[START OF DATASET]

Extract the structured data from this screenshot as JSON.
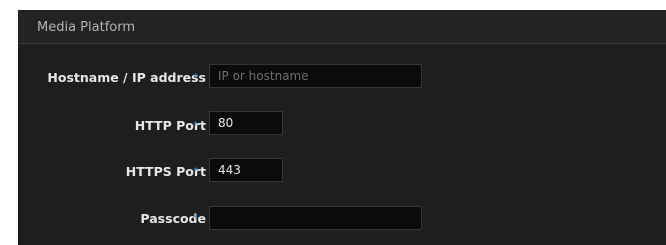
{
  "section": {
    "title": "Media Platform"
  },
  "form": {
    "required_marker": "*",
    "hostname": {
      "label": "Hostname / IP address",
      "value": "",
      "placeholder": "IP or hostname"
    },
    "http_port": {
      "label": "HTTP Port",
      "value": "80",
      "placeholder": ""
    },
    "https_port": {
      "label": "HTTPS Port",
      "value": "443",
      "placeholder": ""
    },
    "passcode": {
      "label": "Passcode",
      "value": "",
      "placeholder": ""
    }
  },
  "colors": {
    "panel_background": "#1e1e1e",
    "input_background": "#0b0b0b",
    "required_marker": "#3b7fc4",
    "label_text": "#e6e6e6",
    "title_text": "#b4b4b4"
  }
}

[END OF DATASET]
[START OF DATASET]

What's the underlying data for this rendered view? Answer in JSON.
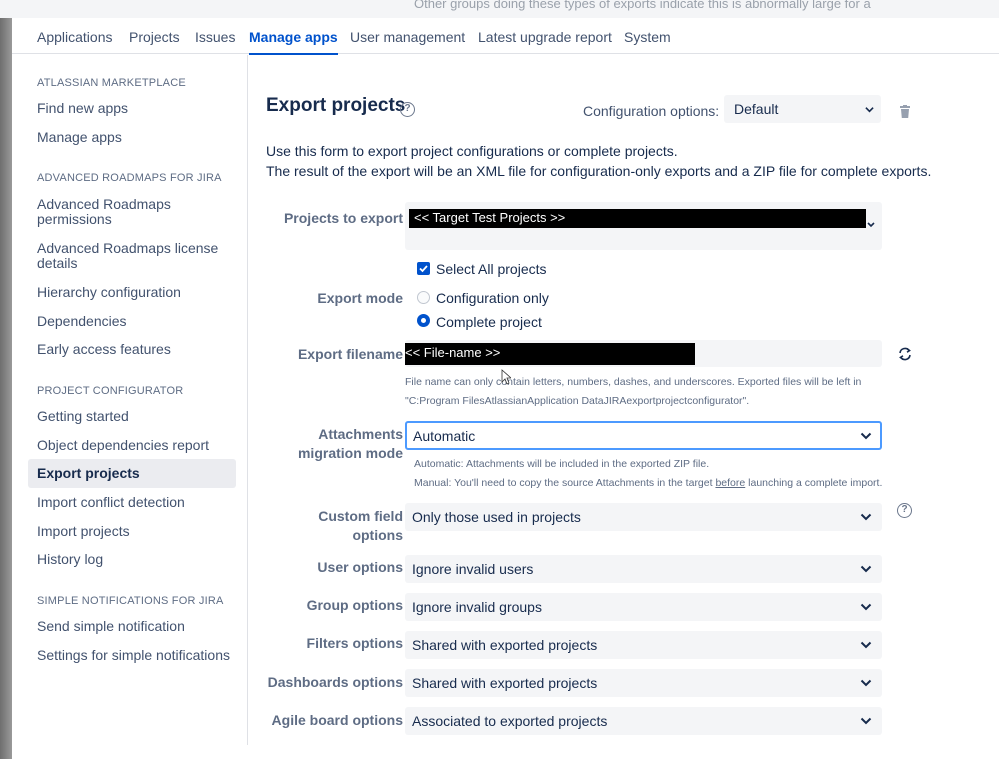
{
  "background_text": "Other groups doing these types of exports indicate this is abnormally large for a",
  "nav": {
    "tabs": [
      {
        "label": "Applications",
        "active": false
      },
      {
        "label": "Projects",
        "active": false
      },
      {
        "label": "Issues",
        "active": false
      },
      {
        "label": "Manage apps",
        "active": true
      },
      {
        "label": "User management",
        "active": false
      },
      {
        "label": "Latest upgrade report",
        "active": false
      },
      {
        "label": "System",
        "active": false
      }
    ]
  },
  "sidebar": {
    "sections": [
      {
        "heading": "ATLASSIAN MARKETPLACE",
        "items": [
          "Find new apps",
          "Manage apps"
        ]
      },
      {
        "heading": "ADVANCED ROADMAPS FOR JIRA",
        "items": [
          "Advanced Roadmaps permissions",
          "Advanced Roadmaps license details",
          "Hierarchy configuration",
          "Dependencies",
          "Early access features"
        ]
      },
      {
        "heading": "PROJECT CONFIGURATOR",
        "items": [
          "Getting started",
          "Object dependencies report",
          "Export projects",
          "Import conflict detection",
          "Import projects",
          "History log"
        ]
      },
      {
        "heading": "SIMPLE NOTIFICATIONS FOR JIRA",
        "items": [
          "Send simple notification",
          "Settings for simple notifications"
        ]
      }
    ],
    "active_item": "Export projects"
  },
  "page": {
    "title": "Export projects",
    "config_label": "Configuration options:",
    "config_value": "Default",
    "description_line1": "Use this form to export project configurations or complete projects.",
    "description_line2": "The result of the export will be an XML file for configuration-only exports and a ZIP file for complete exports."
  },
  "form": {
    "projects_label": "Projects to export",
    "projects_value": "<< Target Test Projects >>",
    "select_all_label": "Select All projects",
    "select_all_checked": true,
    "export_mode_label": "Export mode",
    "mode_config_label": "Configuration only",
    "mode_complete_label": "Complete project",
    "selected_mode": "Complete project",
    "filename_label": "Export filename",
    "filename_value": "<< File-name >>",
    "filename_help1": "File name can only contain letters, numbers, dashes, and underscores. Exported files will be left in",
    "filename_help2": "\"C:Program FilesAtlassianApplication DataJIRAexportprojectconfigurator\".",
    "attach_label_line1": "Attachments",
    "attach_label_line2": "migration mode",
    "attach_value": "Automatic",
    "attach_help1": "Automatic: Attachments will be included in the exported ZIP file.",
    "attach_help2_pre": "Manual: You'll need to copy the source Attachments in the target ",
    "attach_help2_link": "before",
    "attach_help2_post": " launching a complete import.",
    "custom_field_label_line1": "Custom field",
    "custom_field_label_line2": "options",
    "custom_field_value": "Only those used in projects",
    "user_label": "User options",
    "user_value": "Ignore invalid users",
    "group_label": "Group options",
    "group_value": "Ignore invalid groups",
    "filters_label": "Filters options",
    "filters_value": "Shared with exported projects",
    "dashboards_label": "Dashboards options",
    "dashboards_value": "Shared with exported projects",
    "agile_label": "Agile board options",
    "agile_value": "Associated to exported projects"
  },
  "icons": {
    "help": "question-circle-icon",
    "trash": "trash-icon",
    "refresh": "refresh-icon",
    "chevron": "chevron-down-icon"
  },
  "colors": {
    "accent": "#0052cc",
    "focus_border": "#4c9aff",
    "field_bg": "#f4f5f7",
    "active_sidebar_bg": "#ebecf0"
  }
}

[END OF DATASET]
[START OF DATASET]

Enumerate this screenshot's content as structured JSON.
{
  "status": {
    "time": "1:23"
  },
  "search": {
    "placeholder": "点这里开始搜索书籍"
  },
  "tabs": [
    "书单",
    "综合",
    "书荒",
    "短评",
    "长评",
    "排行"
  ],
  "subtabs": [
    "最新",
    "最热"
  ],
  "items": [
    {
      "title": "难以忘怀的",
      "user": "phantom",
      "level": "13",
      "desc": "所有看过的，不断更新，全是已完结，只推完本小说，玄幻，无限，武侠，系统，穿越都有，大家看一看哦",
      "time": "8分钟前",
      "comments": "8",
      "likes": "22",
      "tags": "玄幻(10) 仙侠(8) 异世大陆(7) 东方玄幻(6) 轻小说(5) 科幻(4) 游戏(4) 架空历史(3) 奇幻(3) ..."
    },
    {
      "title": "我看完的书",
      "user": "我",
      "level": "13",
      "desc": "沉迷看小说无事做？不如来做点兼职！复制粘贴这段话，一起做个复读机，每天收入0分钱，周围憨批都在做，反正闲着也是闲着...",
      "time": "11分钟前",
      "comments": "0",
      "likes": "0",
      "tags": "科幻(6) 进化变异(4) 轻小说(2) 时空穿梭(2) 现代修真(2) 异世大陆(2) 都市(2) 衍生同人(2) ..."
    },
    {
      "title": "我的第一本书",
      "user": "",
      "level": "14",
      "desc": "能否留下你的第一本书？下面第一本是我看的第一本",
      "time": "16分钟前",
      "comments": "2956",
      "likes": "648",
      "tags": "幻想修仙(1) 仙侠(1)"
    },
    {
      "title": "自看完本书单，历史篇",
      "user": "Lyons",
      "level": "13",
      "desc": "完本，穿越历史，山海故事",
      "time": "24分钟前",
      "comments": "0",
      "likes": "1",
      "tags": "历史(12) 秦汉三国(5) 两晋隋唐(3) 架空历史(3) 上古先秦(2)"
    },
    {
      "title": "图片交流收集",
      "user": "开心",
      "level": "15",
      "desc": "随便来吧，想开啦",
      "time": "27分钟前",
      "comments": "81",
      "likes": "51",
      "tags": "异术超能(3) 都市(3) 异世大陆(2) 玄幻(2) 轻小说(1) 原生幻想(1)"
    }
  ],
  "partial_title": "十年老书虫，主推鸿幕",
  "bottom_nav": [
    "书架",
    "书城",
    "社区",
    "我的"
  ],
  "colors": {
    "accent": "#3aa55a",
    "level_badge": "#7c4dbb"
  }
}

[END OF DATASET]

WHAT TO PRODUCE: Each line in the listing above that contains "heading" should be copied.

RESPONSE TO THIS TASK:
        "heading": "ATLASSIAN MARKETPLACE",
        "heading": "ADVANCED ROADMAPS FOR JIRA",
        "heading": "PROJECT CONFIGURATOR",
        "heading": "SIMPLE NOTIFICATIONS FOR JIRA",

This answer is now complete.